Written exercise.
Repeat every line of the material, character for character.
= = = =
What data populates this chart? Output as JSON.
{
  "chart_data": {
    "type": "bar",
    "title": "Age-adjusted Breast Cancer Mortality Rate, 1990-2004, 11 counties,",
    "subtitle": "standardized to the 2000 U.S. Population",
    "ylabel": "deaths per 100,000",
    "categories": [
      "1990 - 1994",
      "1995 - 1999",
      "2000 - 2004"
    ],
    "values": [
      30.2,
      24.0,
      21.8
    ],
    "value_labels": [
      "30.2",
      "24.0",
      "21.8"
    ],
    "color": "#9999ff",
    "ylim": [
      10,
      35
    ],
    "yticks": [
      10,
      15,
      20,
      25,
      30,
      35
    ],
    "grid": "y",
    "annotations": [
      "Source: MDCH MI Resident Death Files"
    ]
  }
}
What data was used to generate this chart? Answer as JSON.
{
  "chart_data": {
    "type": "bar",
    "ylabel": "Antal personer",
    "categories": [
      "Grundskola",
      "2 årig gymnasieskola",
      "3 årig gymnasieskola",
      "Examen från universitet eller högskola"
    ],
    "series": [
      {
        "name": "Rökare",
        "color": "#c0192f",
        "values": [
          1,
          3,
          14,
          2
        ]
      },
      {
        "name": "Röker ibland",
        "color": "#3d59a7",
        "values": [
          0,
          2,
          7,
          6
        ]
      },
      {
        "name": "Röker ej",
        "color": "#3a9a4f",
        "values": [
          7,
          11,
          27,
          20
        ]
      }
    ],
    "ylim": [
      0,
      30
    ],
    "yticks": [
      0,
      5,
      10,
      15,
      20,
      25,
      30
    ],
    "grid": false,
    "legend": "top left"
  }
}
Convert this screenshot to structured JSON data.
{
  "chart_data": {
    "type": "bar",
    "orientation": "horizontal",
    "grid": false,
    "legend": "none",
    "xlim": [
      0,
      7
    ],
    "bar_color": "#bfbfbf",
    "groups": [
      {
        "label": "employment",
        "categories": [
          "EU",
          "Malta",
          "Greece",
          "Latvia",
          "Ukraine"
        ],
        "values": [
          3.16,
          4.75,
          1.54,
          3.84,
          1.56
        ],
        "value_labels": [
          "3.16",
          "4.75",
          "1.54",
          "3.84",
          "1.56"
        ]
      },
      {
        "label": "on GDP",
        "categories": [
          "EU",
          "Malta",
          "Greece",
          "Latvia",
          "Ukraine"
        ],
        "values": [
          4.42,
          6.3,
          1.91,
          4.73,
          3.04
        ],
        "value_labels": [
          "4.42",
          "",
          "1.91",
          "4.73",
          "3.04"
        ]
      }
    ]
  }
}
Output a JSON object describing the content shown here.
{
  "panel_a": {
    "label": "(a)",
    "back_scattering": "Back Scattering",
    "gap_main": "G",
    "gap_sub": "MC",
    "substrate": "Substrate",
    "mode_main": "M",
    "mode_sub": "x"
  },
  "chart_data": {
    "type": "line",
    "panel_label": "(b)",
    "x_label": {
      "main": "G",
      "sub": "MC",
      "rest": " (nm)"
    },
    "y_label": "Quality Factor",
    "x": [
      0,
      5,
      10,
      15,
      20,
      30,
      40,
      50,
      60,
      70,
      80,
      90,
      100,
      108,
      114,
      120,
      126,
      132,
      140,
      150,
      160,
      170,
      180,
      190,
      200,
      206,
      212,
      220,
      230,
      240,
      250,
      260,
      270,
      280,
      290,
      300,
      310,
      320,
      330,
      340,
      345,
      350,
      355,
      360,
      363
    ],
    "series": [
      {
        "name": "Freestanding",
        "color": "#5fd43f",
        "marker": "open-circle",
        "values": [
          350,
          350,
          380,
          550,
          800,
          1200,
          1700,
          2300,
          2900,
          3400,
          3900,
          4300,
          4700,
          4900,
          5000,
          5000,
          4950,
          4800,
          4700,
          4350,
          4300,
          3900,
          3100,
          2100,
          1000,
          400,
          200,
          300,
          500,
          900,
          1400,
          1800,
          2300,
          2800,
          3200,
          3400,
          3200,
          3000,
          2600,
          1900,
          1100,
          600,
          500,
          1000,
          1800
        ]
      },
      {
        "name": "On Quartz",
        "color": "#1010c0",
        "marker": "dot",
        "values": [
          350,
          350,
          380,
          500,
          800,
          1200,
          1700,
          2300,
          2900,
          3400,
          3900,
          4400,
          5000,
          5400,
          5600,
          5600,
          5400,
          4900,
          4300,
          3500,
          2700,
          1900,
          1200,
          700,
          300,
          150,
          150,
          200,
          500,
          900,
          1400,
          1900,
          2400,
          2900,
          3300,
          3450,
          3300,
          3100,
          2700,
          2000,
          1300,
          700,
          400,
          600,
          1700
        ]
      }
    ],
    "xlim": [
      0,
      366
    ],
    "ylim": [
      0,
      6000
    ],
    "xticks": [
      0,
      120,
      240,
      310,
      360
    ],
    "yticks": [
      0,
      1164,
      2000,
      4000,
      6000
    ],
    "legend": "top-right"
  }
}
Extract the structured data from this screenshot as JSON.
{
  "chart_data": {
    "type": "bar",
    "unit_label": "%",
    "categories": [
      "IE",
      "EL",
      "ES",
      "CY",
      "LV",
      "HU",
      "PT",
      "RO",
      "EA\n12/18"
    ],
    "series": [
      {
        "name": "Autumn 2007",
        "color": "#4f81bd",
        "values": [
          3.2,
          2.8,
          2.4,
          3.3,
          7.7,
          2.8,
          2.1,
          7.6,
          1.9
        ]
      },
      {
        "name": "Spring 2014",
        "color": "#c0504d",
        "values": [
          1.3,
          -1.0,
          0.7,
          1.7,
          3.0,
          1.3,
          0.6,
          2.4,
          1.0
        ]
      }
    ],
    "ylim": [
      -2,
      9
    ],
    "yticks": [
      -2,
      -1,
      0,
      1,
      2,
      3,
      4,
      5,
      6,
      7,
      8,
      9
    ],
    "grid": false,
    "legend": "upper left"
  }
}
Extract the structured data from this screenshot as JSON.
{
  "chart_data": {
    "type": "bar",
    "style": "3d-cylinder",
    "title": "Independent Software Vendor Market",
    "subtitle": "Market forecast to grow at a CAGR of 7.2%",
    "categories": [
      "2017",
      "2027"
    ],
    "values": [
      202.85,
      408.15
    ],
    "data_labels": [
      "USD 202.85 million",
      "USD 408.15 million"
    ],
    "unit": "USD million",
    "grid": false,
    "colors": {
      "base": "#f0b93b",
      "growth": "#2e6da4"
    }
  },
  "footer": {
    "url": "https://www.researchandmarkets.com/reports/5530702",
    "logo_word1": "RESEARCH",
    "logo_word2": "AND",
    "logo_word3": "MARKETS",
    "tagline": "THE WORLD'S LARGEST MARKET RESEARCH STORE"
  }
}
= = = =
Task answer.
What data populates this chart? Output as JSON.
{
  "chart_data": {
    "type": "bar",
    "title": "Age-adjusted Breast Cancer Mortality Rate, 1990-2004, 11 counties,",
    "subtitle": "standardized to the 2000 U.S. Population",
    "ylabel": "deaths per 100,000",
    "categories": [
      "1990 - 1994",
      "1995 - 1999",
      "2000 - 2004"
    ],
    "values": [
      30.2,
      24.0,
      21.8
    ],
    "value_labels": [
      "30.2",
      "24.0",
      "21.8"
    ],
    "color": "#9999ff",
    "ylim": [
      10,
      35
    ],
    "yticks": [
      10,
      15,
      20,
      25,
      30,
      35
    ],
    "grid": "y",
    "annotations": [
      "Source: MDCH MI Resident Death Files"
    ]
  }
}
What data was used to generate this chart? Answer as JSON.
{
  "chart_data": {
    "type": "bar",
    "ylabel": "Antal personer",
    "categories": [
      "Grundskola",
      "2 årig gymnasieskola",
      "3 årig gymnasieskola",
      "Examen från universitet eller högskola"
    ],
    "series": [
      {
        "name": "Rökare",
        "color": "#c0192f",
        "values": [
          1,
          3,
          14,
          2
        ]
      },
      {
        "name": "Röker ibland",
        "color": "#3d59a7",
        "values": [
          0,
          2,
          7,
          6
        ]
      },
      {
        "name": "Röker ej",
        "color": "#3a9a4f",
        "values": [
          7,
          11,
          27,
          20
        ]
      }
    ],
    "ylim": [
      0,
      30
    ],
    "yticks": [
      0,
      5,
      10,
      15,
      20,
      25,
      30
    ],
    "grid": false,
    "legend": "top left"
  }
}
Convert this screenshot to structured JSON data.
{
  "chart_data": {
    "type": "bar",
    "orientation": "horizontal",
    "grid": false,
    "legend": "none",
    "xlim": [
      0,
      7
    ],
    "bar_color": "#bfbfbf",
    "groups": [
      {
        "label": "employment",
        "categories": [
          "EU",
          "Malta",
          "Greece",
          "Latvia",
          "Ukraine"
        ],
        "values": [
          3.16,
          4.75,
          1.54,
          3.84,
          1.56
        ],
        "value_labels": [
          "3.16",
          "4.75",
          "1.54",
          "3.84",
          "1.56"
        ]
      },
      {
        "label": "on GDP",
        "categories": [
          "EU",
          "Malta",
          "Greece",
          "Latvia",
          "Ukraine"
        ],
        "values": [
          4.42,
          6.3,
          1.91,
          4.73,
          3.04
        ],
        "value_labels": [
          "4.42",
          "",
          "1.91",
          "4.73",
          "3.04"
        ]
      }
    ]
  }
}
Output a JSON object describing the content shown here.
{
  "panel_a": {
    "label": "(a)",
    "back_scattering": "Back Scattering",
    "gap_main": "G",
    "gap_sub": "MC",
    "substrate": "Substrate",
    "mode_main": "M",
    "mode_sub": "x"
  },
  "chart_data": {
    "type": "line",
    "panel_label": "(b)",
    "x_label": {
      "main": "G",
      "sub": "MC",
      "rest": " (nm)"
    },
    "y_label": "Quality Factor",
    "x": [
      0,
      5,
      10,
      15,
      20,
      30,
      40,
      50,
      60,
      70,
      80,
      90,
      100,
      108,
      114,
      120,
      126,
      132,
      140,
      150,
      160,
      170,
      180,
      190,
      200,
      206,
      212,
      220,
      230,
      240,
      250,
      260,
      270,
      280,
      290,
      300,
      310,
      320,
      330,
      340,
      345,
      350,
      355,
      360,
      363
    ],
    "series": [
      {
        "name": "Freestanding",
        "color": "#5fd43f",
        "marker": "open-circle",
        "values": [
          350,
          350,
          380,
          550,
          800,
          1200,
          1700,
          2300,
          2900,
          3400,
          3900,
          4300,
          4700,
          4900,
          5000,
          5000,
          4950,
          4800,
          4700,
          4350,
          4300,
          3900,
          3100,
          2100,
          1000,
          400,
          200,
          300,
          500,
          900,
          1400,
          1800,
          2300,
          2800,
          3200,
          3400,
          3200,
          3000,
          2600,
          1900,
          1100,
          600,
          500,
          1000,
          1800
        ]
      },
      {
        "name": "On Quartz",
        "color": "#1010c0",
        "marker": "dot",
        "values": [
          350,
          350,
          380,
          500,
          800,
          1200,
          1700,
          2300,
          2900,
          3400,
          3900,
          4400,
          5000,
          5400,
          5600,
          5600,
          5400,
          4900,
          4300,
          3500,
          2700,
          1900,
          1200,
          700,
          300,
          150,
          150,
          200,
          500,
          900,
          1400,
          1900,
          2400,
          2900,
          3300,
          3450,
          3300,
          3100,
          2700,
          2000,
          1300,
          700,
          400,
          600,
          1700
        ]
      }
    ],
    "xlim": [
      0,
      366
    ],
    "ylim": [
      0,
      6000
    ],
    "xticks": [
      0,
      120,
      240,
      310,
      360
    ],
    "yticks": [
      0,
      1164,
      2000,
      4000,
      6000
    ],
    "legend": "top-right"
  }
}
Extract the structured data from this screenshot as JSON.
{
  "chart_data": {
    "type": "bar",
    "unit_label": "%",
    "categories": [
      "IE",
      "EL",
      "ES",
      "CY",
      "LV",
      "HU",
      "PT",
      "RO",
      "EA\n12/18"
    ],
    "series": [
      {
        "name": "Autumn 2007",
        "color": "#4f81bd",
        "values": [
          3.2,
          2.8,
          2.4,
          3.3,
          7.7,
          2.8,
          2.1,
          7.6,
          1.9
        ]
      },
      {
        "name": "Spring 2014",
        "color": "#c0504d",
        "values": [
          1.3,
          -1.0,
          0.7,
          1.7,
          3.0,
          1.3,
          0.6,
          2.4,
          1.0
        ]
      }
    ],
    "ylim": [
      -2,
      9
    ],
    "yticks": [
      -2,
      -1,
      0,
      1,
      2,
      3,
      4,
      5,
      6,
      7,
      8,
      9
    ],
    "grid": false,
    "legend": "upper left"
  }
}
Extract the structured data from this screenshot as JSON.
{
  "chart_data": {
    "type": "bar",
    "style": "3d-cylinder",
    "title": "Independent Software Vendor Market",
    "subtitle": "Market forecast to grow at a CAGR of 7.2%",
    "categories": [
      "2017",
      "2027"
    ],
    "values": [
      202.85,
      408.15
    ],
    "data_labels": [
      "USD 202.85 million",
      "USD 408.15 million"
    ],
    "unit": "USD million",
    "grid": false,
    "colors": {
      "base": "#f0b93b",
      "growth": "#2e6da4"
    }
  },
  "footer": {
    "url": "https://www.researchandmarkets.com/reports/5530702",
    "logo_word1": "RESEARCH",
    "logo_word2": "AND",
    "logo_word3": "MARKETS",
    "tagline": "THE WORLD'S LARGEST MARKET RESEARCH STORE"
  }
}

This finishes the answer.